Find the lines below that contain the string "rate". Copy each one.

## begin

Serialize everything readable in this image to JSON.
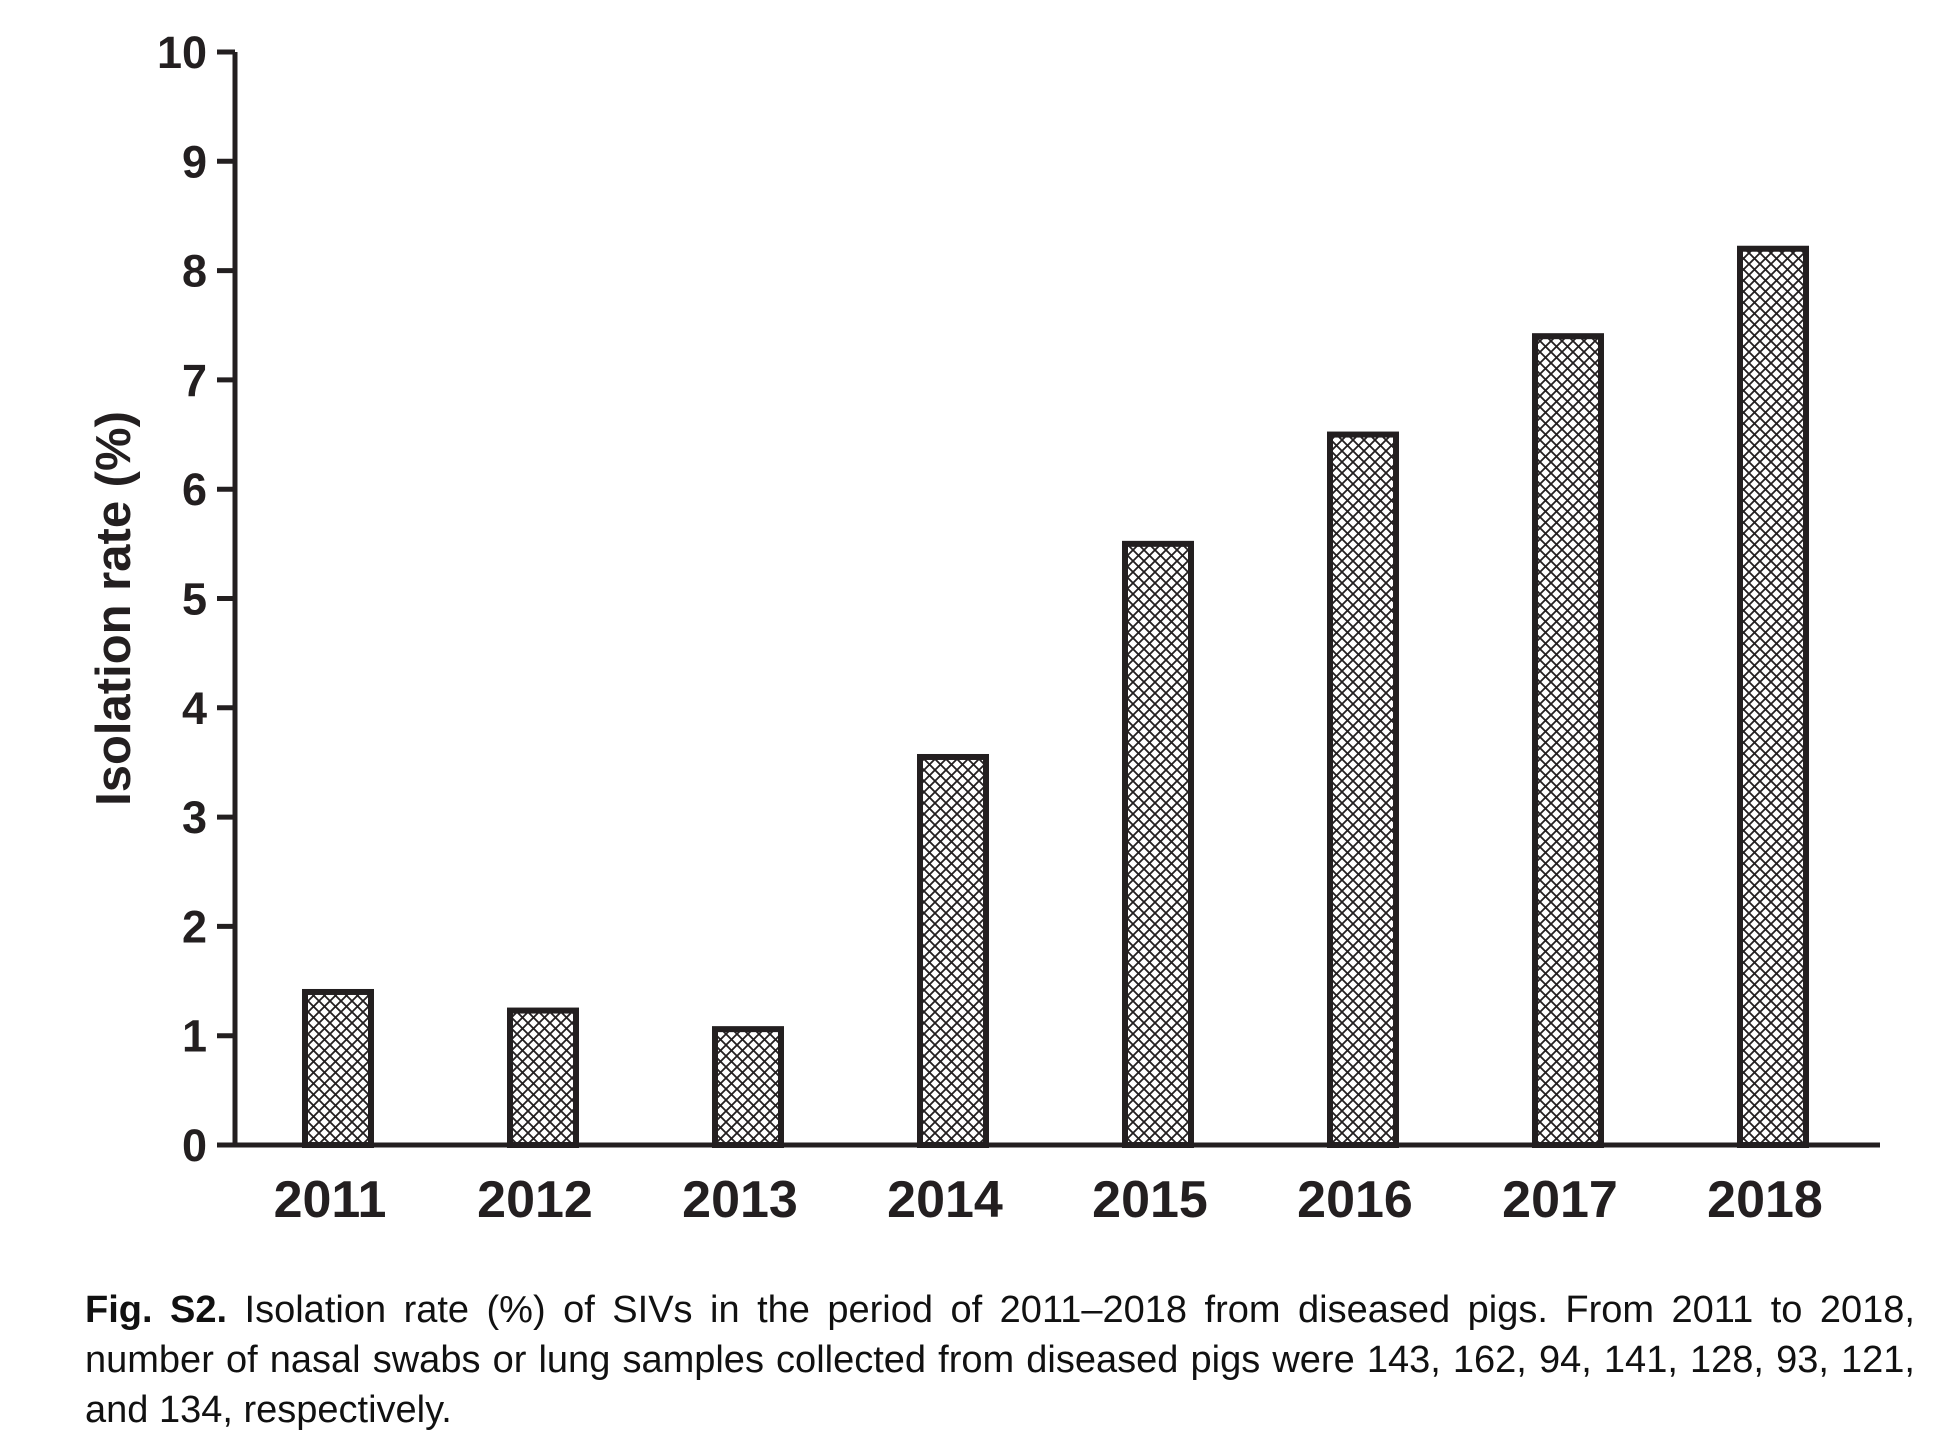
{
  "chart_data": {
    "type": "bar",
    "categories": [
      "2011",
      "2012",
      "2013",
      "2014",
      "2015",
      "2016",
      "2017",
      "2018"
    ],
    "values": [
      1.4,
      1.23,
      1.06,
      3.55,
      5.5,
      6.5,
      7.4,
      8.2
    ],
    "title": "",
    "xlabel": "",
    "ylabel": "Isolation rate (%)",
    "ylim": [
      0,
      10
    ],
    "yticks": [
      "0",
      "1",
      "2",
      "3",
      "4",
      "5",
      "6",
      "7",
      "8",
      "9",
      "10"
    ],
    "bar_fill": "crosshatch",
    "colors": {
      "axis": "#231f20",
      "bar_outline": "#231f20",
      "hatch": "#231f20",
      "background": "#ffffff"
    },
    "grid": false,
    "legend": "none"
  },
  "caption": {
    "label": "Fig. S2.",
    "text": "Isolation rate (%) of SIVs in the period of 2011–2018 from diseased pigs. From 2011 to 2018, number of nasal swabs or lung samples collected from diseased pigs were 143, 162, 94, 141, 128, 93, 121, and 134, respectively."
  }
}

## end

== OUTPUT OF THE EXERCISE ==
    "ylabel": "Isolation rate (%)",
    "text": "Isolation rate (%) of SIVs in the period of 2011–2018 from diseased pigs. From 2011 to 2018, number of nasal swabs or lung samples collected from diseased pigs were 143, 162, 94, 141, 128, 93, 121, and 134, respectively."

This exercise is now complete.